_WHAT YOU SHOULD DO_
Pictures do not belong in the copy; transcribe everything else in the records exactly.

#####

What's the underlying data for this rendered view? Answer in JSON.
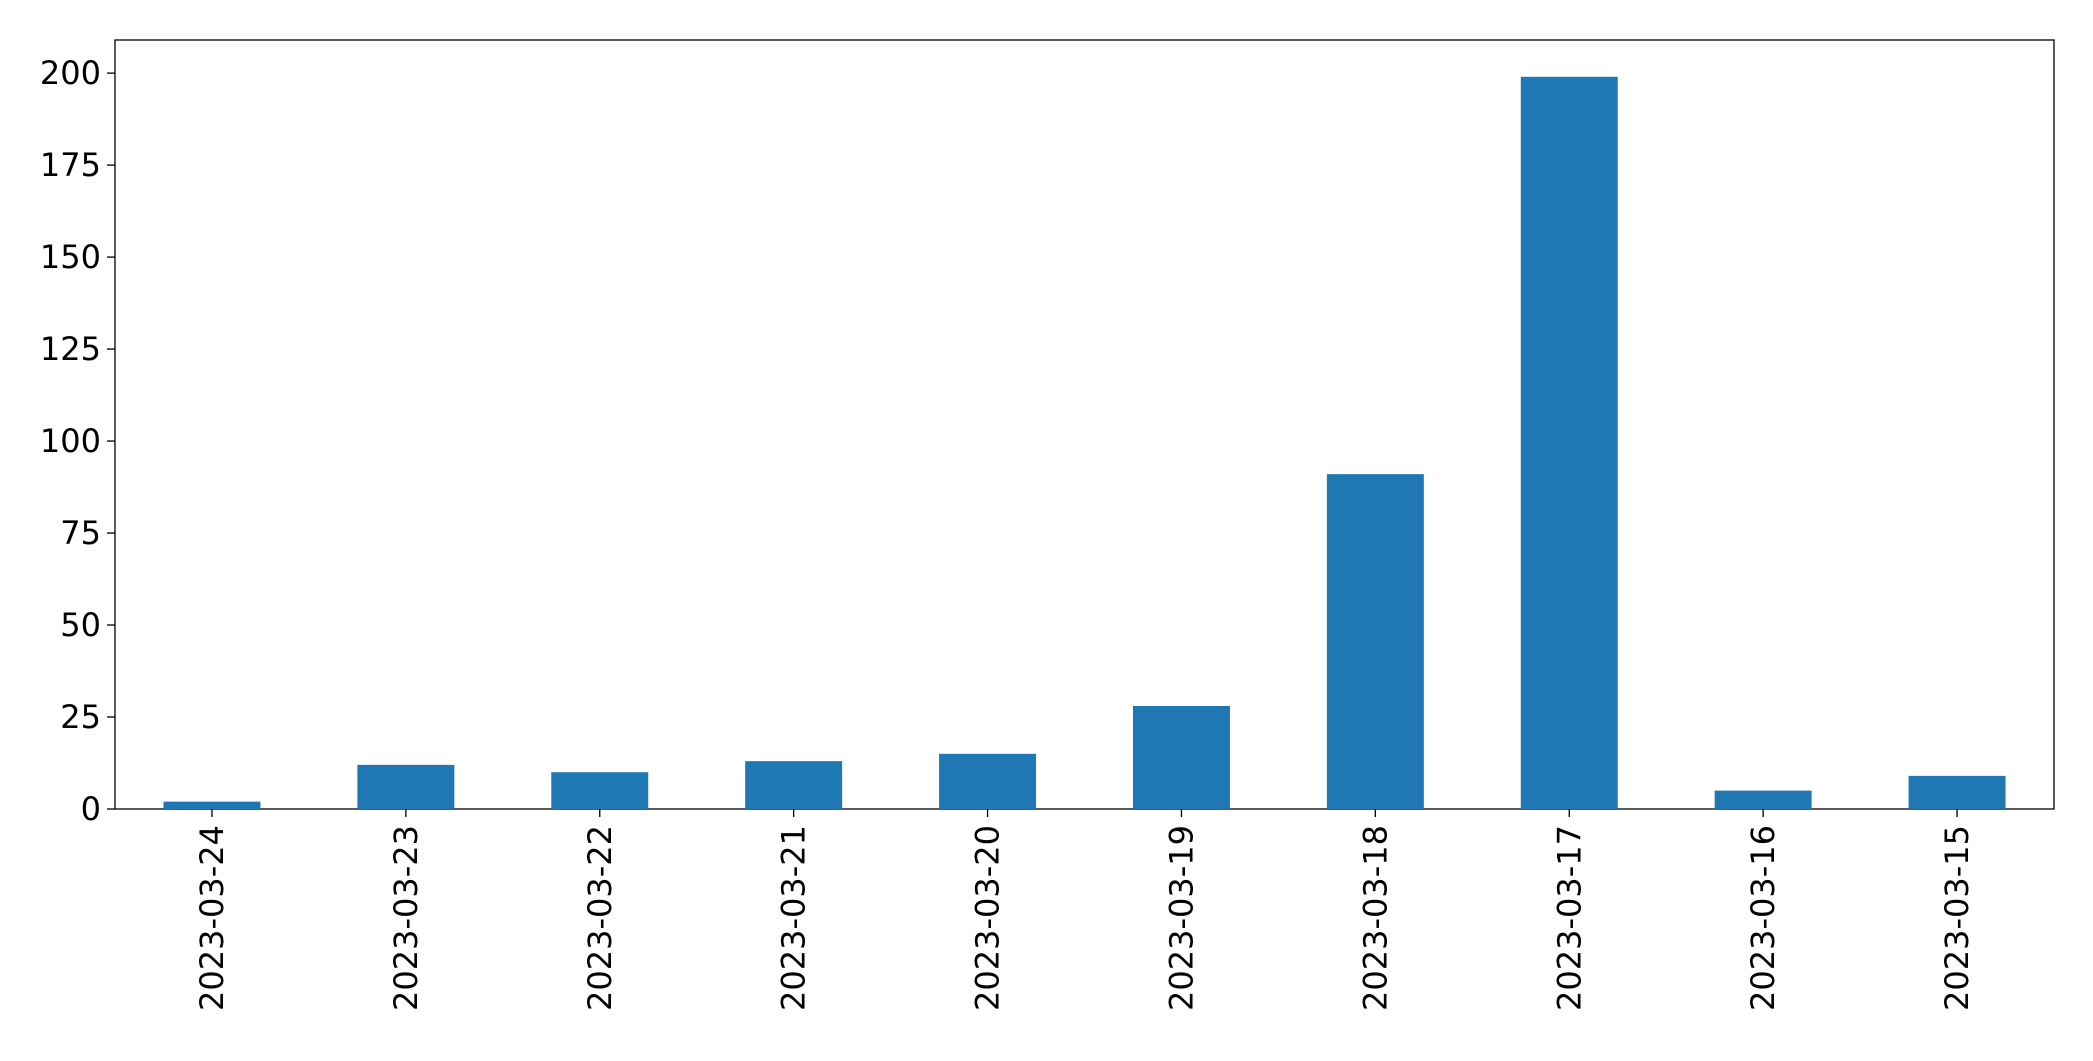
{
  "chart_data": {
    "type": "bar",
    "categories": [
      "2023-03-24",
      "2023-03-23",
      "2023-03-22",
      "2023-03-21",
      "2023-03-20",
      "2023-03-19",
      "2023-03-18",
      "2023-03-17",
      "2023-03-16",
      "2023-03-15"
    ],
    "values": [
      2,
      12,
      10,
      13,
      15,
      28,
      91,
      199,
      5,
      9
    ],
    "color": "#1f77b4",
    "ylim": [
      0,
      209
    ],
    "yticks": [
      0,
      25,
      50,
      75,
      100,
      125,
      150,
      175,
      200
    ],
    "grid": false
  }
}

#####

_SOLUTION TO THIS EXERCISE_
What's the underlying data for this rendered view? Answer in JSON.
{
  "chart_data": {
    "type": "bar",
    "categories": [
      "2023-03-24",
      "2023-03-23",
      "2023-03-22",
      "2023-03-21",
      "2023-03-20",
      "2023-03-19",
      "2023-03-18",
      "2023-03-17",
      "2023-03-16",
      "2023-03-15"
    ],
    "values": [
      2,
      12,
      10,
      13,
      15,
      28,
      91,
      199,
      5,
      9
    ],
    "color": "#1f77b4",
    "ylim": [
      0,
      209
    ],
    "yticks": [
      0,
      25,
      50,
      75,
      100,
      125,
      150,
      175,
      200
    ],
    "grid": false
  }
}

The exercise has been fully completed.